EXERCISE DIRECTIONS:
In the listing below, count the lines containing the string "Corona" and state only the number.

DATA ENTRIES:
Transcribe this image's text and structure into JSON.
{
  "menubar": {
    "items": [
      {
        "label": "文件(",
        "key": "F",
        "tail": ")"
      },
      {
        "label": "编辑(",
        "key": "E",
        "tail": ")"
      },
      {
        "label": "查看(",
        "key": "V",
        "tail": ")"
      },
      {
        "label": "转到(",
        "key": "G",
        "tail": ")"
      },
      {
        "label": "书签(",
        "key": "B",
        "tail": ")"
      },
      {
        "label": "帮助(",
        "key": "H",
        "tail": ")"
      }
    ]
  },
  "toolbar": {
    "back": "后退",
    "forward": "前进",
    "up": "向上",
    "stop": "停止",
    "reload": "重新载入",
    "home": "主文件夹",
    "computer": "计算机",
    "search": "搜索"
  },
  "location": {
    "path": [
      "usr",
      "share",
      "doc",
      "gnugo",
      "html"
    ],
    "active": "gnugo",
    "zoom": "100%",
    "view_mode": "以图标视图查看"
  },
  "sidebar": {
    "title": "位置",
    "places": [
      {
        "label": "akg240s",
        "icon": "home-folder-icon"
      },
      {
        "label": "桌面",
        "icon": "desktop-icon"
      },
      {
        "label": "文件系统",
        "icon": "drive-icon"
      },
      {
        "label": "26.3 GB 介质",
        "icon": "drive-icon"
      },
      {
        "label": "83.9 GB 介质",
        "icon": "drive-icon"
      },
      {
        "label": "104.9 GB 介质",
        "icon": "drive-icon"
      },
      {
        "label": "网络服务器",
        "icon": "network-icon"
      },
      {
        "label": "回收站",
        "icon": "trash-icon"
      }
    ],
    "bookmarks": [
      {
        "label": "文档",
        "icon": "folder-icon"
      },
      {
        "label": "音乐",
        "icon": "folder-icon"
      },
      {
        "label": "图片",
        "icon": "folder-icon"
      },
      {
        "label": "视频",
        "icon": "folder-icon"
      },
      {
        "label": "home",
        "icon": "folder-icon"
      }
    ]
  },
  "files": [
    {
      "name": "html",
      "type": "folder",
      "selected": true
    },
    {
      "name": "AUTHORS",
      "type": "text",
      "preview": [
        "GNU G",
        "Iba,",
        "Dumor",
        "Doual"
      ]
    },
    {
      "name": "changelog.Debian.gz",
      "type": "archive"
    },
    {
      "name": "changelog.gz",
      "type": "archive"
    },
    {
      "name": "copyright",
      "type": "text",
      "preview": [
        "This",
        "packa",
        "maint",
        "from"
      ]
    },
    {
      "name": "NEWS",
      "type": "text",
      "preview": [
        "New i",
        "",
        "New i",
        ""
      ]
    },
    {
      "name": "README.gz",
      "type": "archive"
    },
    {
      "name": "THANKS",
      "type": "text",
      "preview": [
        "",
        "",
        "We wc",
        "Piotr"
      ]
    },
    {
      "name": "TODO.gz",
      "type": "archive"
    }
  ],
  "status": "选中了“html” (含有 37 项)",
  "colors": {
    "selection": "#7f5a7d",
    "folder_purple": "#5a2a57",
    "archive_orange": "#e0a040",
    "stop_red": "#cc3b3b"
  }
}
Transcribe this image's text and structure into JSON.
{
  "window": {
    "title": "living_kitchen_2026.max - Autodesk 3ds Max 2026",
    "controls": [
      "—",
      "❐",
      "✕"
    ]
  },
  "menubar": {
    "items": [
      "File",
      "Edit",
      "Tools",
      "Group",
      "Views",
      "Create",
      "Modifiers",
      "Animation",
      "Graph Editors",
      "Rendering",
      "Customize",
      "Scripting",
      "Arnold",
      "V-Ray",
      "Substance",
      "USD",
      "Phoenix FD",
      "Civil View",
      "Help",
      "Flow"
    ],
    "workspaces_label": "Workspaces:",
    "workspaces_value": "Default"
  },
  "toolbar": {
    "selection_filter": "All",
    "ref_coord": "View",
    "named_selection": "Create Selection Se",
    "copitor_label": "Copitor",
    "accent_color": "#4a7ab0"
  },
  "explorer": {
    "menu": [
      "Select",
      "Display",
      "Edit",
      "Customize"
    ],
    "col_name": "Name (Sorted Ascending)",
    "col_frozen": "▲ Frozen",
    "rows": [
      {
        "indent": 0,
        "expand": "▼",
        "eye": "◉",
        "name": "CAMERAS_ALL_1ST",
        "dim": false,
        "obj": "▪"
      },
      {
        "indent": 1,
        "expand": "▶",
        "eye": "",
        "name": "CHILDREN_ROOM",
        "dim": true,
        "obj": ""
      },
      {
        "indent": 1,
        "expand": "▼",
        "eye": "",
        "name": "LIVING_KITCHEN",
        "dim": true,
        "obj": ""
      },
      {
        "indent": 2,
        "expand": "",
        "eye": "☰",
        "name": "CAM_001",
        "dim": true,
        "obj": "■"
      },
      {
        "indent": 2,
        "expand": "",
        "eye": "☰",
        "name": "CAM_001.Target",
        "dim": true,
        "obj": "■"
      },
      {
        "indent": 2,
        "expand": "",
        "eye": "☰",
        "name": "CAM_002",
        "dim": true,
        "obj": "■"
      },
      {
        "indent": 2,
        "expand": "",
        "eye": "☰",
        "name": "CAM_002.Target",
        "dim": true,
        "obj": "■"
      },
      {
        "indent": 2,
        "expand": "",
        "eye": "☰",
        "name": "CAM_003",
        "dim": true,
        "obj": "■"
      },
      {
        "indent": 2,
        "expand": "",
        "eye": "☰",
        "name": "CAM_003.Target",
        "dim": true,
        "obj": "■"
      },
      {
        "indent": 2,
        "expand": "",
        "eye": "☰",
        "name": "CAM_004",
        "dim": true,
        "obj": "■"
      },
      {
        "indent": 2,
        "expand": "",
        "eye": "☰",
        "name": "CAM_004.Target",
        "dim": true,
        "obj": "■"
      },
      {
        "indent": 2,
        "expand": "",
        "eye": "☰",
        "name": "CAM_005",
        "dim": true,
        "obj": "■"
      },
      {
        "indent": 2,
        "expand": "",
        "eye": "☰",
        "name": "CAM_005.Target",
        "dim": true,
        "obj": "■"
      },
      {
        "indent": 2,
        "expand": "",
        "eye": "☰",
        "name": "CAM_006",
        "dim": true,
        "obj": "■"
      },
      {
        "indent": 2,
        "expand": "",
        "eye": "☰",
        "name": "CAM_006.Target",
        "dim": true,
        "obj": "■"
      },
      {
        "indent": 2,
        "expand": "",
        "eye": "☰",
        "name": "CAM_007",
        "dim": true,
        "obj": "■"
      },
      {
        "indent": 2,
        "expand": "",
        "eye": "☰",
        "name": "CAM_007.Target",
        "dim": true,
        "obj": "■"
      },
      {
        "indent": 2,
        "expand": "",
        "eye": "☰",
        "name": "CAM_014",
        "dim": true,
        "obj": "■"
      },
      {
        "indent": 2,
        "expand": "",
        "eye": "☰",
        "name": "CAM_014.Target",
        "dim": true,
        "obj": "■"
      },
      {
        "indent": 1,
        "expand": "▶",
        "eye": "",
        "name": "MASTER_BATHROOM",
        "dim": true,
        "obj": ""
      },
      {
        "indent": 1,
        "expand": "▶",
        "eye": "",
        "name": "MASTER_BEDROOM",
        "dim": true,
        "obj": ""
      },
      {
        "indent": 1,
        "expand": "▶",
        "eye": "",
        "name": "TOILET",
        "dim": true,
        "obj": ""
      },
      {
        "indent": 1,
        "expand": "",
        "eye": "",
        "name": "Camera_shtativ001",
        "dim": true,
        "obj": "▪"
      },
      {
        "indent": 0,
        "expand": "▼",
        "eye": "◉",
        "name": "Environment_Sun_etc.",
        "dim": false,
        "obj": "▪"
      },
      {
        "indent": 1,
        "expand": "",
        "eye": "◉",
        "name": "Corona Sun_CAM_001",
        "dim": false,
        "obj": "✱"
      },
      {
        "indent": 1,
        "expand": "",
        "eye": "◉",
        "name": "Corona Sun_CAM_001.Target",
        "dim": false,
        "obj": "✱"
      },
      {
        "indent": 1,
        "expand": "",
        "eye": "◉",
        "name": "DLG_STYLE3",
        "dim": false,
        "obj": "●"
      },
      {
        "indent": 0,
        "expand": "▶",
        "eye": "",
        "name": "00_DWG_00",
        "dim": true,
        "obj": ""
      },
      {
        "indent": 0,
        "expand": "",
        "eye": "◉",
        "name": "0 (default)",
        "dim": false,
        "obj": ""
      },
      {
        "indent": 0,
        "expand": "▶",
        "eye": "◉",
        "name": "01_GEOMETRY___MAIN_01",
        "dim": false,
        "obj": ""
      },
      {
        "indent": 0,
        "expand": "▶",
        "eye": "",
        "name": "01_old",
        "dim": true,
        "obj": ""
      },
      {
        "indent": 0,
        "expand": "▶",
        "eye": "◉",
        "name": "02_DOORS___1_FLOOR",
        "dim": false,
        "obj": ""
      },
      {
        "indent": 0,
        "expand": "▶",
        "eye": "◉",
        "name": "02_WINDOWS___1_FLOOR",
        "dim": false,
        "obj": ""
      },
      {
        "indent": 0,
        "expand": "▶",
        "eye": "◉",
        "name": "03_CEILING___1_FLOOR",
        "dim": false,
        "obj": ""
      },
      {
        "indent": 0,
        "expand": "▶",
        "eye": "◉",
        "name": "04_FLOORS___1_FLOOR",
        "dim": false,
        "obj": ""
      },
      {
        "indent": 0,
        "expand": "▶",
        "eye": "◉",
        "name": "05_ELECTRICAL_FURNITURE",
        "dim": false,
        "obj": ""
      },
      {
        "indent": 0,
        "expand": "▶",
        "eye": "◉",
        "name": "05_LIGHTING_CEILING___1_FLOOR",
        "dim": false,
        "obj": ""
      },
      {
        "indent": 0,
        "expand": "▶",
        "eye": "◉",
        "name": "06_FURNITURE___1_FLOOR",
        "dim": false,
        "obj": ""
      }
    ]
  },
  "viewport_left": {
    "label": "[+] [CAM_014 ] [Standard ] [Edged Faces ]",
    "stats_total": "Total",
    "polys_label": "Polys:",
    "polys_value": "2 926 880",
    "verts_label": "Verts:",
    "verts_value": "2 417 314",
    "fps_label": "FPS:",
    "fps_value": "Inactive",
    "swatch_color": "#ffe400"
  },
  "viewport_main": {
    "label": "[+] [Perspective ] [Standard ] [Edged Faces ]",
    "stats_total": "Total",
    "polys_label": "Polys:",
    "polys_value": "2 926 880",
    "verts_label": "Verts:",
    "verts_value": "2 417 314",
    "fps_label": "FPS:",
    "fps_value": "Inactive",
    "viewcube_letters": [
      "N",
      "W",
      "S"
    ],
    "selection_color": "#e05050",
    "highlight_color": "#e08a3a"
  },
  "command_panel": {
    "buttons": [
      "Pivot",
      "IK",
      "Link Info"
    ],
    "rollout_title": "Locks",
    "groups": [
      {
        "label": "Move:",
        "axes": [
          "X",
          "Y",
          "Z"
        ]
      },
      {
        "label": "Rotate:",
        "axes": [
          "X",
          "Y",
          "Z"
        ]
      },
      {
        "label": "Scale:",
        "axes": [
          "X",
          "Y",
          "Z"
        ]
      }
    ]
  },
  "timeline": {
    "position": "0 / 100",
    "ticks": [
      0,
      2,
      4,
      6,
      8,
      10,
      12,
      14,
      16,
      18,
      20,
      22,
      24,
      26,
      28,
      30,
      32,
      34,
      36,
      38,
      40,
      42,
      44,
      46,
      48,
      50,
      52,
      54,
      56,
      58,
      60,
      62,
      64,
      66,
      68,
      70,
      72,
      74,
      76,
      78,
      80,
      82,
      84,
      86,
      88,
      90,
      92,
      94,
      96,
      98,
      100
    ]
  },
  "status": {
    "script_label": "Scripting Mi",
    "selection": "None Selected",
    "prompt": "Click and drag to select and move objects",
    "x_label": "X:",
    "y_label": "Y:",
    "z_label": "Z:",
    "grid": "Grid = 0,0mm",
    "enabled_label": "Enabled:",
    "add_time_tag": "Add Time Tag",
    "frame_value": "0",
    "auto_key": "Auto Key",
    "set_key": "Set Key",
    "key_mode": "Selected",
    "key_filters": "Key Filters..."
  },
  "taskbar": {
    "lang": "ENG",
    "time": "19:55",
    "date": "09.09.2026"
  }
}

RESPONSE TO THIS TASK:
2